REQUEST: Search the data below for "برای"; list each line that holds it.

GIVEN INFORMATION:
■ ■ ■ ■ ■ ■ ■

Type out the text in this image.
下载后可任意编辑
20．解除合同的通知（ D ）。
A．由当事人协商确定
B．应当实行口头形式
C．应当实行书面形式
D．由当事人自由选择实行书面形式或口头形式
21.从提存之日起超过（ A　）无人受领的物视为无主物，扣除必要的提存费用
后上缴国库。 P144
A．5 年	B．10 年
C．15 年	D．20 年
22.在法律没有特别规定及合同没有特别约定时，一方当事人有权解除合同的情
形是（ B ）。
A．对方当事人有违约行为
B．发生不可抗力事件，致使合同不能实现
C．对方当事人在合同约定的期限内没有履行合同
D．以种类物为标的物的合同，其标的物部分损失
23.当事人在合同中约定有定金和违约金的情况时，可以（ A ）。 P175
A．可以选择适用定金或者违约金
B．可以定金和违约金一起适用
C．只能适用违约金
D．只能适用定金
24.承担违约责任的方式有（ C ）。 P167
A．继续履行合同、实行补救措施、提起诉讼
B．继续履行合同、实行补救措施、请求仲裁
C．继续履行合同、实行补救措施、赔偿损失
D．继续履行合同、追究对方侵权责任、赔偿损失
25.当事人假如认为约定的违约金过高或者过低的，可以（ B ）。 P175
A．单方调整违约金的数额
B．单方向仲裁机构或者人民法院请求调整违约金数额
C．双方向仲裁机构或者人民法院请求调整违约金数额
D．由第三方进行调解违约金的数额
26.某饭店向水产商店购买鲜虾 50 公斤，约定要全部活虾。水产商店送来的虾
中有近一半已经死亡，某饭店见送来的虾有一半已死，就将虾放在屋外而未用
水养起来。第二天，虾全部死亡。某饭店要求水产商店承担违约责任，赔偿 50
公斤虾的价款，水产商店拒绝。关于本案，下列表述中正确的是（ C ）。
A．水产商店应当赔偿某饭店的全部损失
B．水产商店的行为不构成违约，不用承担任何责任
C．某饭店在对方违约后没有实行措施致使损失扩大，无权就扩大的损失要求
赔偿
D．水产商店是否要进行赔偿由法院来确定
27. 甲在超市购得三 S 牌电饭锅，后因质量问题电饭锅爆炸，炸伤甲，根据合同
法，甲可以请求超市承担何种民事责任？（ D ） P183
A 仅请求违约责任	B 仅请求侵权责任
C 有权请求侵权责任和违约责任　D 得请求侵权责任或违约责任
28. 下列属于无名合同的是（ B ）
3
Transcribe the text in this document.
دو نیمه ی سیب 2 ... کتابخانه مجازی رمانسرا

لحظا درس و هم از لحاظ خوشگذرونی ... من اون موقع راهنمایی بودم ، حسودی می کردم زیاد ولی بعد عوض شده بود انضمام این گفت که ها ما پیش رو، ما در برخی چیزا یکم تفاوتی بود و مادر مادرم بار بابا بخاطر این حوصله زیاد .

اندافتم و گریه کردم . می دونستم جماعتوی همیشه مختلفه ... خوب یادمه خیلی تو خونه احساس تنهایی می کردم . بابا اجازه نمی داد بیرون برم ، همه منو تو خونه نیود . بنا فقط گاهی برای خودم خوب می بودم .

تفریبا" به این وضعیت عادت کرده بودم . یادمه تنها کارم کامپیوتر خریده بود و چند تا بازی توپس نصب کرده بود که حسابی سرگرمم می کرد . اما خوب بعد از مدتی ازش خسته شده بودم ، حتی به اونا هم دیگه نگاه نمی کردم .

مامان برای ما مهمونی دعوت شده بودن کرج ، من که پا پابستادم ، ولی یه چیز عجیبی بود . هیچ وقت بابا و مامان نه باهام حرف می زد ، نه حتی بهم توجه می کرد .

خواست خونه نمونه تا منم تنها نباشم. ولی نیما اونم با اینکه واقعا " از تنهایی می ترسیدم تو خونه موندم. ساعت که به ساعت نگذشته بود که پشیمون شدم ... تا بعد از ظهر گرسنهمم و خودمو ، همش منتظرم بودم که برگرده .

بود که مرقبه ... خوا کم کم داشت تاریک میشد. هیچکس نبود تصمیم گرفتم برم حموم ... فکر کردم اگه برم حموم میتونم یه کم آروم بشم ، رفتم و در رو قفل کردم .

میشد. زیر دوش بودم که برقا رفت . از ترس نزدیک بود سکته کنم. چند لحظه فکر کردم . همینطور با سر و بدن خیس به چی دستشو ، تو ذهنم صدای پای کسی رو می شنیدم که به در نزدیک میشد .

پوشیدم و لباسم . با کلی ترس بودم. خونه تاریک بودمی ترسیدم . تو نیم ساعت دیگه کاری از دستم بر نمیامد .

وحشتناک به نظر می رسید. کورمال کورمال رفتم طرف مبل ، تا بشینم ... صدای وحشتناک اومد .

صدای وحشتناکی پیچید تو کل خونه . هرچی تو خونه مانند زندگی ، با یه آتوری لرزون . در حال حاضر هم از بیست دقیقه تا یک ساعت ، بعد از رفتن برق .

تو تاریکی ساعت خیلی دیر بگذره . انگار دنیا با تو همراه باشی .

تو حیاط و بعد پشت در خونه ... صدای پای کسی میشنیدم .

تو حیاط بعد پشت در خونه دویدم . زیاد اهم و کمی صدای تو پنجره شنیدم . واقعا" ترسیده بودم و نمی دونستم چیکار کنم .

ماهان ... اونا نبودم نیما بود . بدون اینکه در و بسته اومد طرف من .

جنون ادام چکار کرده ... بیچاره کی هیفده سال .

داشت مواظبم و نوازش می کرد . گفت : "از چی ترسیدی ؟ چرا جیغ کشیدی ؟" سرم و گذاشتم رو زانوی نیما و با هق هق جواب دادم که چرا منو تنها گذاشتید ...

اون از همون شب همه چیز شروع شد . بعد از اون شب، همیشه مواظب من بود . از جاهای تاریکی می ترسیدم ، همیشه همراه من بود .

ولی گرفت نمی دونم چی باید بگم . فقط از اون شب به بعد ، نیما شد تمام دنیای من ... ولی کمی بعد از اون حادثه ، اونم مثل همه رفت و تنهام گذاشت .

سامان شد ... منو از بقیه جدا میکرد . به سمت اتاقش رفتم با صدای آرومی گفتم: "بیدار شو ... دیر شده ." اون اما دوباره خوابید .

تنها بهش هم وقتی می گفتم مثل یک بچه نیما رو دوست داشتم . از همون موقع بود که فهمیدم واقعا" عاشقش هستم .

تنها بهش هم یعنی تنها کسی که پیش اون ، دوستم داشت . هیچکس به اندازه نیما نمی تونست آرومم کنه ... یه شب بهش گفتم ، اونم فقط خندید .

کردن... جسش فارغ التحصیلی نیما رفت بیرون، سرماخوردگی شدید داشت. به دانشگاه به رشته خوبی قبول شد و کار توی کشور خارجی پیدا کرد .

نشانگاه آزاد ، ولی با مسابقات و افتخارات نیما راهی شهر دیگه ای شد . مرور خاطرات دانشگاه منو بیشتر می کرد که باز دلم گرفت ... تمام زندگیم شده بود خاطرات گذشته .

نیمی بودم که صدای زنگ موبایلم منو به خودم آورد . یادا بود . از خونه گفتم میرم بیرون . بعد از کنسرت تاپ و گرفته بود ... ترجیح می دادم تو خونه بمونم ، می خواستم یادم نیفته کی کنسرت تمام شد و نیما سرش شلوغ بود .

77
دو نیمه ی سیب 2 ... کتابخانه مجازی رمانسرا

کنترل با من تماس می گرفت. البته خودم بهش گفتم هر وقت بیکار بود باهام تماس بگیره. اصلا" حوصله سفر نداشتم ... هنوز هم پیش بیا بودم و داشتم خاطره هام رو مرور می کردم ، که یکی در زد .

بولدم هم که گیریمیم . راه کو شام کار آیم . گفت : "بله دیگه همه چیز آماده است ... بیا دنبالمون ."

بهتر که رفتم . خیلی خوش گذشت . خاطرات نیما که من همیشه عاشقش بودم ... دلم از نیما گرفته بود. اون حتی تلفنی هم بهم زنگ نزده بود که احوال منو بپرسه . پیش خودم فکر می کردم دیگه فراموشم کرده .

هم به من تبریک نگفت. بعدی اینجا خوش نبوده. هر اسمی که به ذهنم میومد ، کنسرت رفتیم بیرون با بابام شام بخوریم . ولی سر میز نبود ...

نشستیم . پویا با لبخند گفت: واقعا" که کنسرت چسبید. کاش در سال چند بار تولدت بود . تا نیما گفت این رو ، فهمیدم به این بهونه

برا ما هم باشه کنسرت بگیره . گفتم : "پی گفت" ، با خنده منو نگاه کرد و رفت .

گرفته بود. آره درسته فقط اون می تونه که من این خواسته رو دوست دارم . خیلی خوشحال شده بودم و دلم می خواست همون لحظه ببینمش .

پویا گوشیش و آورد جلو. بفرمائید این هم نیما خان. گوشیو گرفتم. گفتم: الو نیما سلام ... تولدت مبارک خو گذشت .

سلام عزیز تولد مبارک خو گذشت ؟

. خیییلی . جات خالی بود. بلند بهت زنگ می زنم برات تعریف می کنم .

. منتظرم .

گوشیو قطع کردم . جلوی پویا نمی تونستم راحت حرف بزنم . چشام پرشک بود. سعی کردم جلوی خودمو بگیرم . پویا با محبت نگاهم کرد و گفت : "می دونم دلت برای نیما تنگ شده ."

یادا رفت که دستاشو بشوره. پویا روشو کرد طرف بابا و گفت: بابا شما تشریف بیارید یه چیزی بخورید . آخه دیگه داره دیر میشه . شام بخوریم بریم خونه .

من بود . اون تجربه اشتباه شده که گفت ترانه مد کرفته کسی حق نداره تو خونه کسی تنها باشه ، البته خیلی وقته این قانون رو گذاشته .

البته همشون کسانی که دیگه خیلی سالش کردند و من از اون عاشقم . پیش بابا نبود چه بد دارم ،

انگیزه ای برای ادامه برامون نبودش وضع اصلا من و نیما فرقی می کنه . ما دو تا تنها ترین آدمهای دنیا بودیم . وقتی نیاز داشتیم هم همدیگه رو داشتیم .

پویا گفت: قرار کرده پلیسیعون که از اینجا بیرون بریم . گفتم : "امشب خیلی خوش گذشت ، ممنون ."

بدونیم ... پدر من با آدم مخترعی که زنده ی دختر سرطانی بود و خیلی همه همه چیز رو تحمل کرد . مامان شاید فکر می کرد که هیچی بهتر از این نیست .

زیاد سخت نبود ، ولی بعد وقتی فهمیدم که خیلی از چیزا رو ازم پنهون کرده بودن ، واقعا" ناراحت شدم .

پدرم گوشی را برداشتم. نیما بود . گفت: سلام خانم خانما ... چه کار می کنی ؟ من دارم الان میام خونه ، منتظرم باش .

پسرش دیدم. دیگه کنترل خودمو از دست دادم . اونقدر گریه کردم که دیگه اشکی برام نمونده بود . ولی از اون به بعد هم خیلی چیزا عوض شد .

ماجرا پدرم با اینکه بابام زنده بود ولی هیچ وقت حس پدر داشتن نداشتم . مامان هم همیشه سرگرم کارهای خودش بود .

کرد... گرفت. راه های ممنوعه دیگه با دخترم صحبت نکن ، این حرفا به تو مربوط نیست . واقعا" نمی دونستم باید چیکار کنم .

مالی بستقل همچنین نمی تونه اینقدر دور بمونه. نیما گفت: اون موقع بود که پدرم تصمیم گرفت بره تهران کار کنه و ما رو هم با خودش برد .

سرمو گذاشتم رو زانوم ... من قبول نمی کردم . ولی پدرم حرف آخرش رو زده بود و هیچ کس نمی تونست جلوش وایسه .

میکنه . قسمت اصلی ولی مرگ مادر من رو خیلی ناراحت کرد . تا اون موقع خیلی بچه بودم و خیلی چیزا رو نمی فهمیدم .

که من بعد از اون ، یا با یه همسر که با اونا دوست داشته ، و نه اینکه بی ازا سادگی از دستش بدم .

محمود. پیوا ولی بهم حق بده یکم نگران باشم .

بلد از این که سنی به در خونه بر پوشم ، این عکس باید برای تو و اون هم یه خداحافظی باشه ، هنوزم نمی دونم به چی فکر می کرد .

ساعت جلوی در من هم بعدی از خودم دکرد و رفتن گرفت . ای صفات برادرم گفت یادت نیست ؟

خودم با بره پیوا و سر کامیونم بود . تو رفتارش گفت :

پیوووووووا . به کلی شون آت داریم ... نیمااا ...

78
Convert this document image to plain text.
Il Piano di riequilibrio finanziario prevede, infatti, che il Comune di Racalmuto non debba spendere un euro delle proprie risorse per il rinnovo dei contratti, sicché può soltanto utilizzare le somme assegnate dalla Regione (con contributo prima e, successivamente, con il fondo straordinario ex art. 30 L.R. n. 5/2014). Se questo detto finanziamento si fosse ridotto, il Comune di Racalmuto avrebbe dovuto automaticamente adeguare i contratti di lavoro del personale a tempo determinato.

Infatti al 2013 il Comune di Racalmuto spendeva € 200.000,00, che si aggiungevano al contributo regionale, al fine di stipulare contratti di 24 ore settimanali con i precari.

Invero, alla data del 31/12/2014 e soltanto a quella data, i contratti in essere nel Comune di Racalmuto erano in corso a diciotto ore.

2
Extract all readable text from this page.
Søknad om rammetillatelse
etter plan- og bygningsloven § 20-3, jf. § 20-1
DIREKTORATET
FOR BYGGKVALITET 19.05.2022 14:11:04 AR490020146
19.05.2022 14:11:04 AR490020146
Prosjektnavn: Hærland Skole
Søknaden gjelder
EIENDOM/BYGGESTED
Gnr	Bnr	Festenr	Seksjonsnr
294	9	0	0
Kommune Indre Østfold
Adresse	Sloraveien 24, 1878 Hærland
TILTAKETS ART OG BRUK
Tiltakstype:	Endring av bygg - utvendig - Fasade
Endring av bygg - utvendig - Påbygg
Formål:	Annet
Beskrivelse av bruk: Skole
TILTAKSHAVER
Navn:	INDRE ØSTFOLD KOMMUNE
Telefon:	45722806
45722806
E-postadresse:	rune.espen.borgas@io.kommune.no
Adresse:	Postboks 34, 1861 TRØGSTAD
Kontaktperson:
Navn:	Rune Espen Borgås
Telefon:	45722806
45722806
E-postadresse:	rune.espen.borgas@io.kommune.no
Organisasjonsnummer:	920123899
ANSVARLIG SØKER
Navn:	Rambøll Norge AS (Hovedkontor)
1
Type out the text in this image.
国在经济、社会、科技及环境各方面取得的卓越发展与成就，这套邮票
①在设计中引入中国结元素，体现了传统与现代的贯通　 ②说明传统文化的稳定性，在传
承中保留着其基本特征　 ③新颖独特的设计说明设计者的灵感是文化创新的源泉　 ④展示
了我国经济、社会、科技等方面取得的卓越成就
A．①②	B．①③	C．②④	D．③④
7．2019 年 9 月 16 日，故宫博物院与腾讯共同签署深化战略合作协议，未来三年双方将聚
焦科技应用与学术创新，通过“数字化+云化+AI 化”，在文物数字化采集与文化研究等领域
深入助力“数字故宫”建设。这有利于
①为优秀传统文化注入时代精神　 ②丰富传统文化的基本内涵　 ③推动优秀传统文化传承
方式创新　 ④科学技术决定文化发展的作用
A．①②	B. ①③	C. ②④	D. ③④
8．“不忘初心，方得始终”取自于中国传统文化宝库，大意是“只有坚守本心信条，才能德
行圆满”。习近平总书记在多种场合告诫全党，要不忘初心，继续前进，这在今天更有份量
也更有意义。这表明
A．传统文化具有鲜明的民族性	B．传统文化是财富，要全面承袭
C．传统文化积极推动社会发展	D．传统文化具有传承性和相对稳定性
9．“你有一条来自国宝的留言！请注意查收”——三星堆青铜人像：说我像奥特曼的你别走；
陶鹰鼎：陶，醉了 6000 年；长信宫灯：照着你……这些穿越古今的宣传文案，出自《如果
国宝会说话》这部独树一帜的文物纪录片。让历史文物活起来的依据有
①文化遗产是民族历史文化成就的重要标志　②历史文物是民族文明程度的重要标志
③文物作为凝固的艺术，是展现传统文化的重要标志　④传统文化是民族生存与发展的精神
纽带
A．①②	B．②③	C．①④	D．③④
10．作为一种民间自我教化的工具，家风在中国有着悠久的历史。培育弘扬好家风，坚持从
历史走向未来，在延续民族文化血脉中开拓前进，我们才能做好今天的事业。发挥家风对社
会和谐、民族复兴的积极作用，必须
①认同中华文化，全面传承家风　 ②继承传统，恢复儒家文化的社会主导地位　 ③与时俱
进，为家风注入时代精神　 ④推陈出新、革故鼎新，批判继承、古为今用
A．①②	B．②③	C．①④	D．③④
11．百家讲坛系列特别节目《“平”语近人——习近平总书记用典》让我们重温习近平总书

■ ■ ■ ■ ■ ■ ■

FINISHED ANSWER:
اندافتم و گریه کردم . می دونستم جماعتوی همیشه مختلفه ... خوب یادمه خیلی تو خونه احساس تنهایی می کردم . بابا اجازه نمی داد بیرون برم ، همه منو تو خونه نیود . بنا فقط گاهی برای خودم خوب می بودم .
مامان برای ما مهمونی دعوت شده بودن کرج ، من که پا پابستادم ، ولی یه چیز عجیبی بود . هیچ وقت بابا و مامان نه باهام حرف می زد ، نه حتی بهم توجه می کرد .
گوشیو قطع کردم . جلوی پویا نمی تونستم راحت حرف بزنم . چشام پرشک بود. سعی کردم جلوی خودمو بگیرم . پویا با محبت نگاهم کرد و گفت : "می دونم دلت برای نیما تنگ شده ."
انگیزه ای برای ادامه برامون نبودش وضع اصلا من و نیما فرقی می کنه . ما دو تا تنها ترین آدمهای دنیا بودیم . وقتی نیاز داشتیم هم همدیگه رو داشتیم .
بلد از این که سنی به در خونه بر پوشم ، این عکس باید برای تو و اون هم یه خداحافظی باشه ، هنوزم نمی دونم به چی فکر می کرد .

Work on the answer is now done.